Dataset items
▼

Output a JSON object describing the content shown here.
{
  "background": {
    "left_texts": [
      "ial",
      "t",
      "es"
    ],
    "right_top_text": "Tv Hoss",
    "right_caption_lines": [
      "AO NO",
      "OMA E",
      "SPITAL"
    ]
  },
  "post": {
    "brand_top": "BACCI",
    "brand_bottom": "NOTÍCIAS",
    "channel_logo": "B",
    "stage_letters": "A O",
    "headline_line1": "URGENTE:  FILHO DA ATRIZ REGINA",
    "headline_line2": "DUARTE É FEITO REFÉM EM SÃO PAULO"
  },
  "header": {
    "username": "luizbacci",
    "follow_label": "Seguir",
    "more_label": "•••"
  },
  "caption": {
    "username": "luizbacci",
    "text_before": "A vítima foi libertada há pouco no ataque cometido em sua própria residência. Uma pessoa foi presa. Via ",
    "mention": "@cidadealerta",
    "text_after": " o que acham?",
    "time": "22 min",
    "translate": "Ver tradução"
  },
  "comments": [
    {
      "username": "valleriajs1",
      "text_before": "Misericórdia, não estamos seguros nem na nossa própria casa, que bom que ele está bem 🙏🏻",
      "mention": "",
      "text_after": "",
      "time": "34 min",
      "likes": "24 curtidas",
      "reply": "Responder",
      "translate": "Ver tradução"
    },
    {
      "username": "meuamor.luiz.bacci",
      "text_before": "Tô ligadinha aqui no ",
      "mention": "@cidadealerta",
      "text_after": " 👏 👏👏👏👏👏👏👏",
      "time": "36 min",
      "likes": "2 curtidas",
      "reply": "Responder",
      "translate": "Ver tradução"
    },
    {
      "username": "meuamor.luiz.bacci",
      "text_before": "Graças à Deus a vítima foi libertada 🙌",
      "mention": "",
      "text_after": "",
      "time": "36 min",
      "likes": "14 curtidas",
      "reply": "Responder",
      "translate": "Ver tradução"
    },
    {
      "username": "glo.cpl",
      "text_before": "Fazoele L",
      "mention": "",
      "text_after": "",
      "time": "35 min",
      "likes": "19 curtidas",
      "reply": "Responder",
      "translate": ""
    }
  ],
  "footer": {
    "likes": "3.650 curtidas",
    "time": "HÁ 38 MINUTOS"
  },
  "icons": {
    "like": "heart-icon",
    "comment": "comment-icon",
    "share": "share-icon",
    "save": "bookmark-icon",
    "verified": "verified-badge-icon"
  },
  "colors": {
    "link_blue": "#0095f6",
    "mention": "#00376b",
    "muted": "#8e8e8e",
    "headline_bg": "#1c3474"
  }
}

▲

## Problem statement
Show the data once more, exactly as it was written.

## The completed task
Output a JSON object describing the content shown here.
{
  "background": {
    "left_texts": [
      "ial",
      "t",
      "es"
    ],
    "right_top_text": "Tv Hoss",
    "right_caption_lines": [
      "AO NO",
      "OMA E",
      "SPITAL"
    ]
  },
  "post": {
    "brand_top": "BACCI",
    "brand_bottom": "NOTÍCIAS",
    "channel_logo": "B",
    "stage_letters": "A O",
    "headline_line1": "URGENTE:  FILHO DA ATRIZ REGINA",
    "headline_line2": "DUARTE É FEITO REFÉM EM SÃO PAULO"
  },
  "header": {
    "username": "luizbacci",
    "follow_label": "Seguir",
    "more_label": "•••"
  },
  "caption": {
    "username": "luizbacci",
    "text_before": "A vítima foi libertada há pouco no ataque cometido em sua própria residência. Uma pessoa foi presa. Via ",
    "mention": "@cidadealerta",
    "text_after": " o que acham?",
    "time": "22 min",
    "translate": "Ver tradução"
  },
  "comments": [
    {
      "username": "valleriajs1",
      "text_before": "Misericórdia, não estamos seguros nem na nossa própria casa, que bom que ele está bem 🙏🏻",
      "mention": "",
      "text_after": "",
      "time": "34 min",
      "likes": "24 curtidas",
      "reply": "Responder",
      "translate": "Ver tradução"
    },
    {
      "username": "meuamor.luiz.bacci",
      "text_before": "Tô ligadinha aqui no ",
      "mention": "@cidadealerta",
      "text_after": " 👏 👏👏👏👏👏👏👏",
      "time": "36 min",
      "likes": "2 curtidas",
      "reply": "Responder",
      "translate": "Ver tradução"
    },
    {
      "username": "meuamor.luiz.bacci",
      "text_before": "Graças à Deus a vítima foi libertada 🙌",
      "mention": "",
      "text_after": "",
      "time": "36 min",
      "likes": "14 curtidas",
      "reply": "Responder",
      "translate": "Ver tradução"
    },
    {
      "username": "glo.cpl",
      "text_before": "Fazoele L",
      "mention": "",
      "text_after": "",
      "time": "35 min",
      "likes": "19 curtidas",
      "reply": "Responder",
      "translate": ""
    }
  ],
  "footer": {
    "likes": "3.650 curtidas",
    "time": "HÁ 38 MINUTOS"
  },
  "icons": {
    "like": "heart-icon",
    "comment": "comment-icon",
    "share": "share-icon",
    "save": "bookmark-icon",
    "verified": "verified-badge-icon"
  },
  "colors": {
    "link_blue": "#0095f6",
    "mention": "#00376b",
    "muted": "#8e8e8e",
    "headline_bg": "#1c3474"
  }
}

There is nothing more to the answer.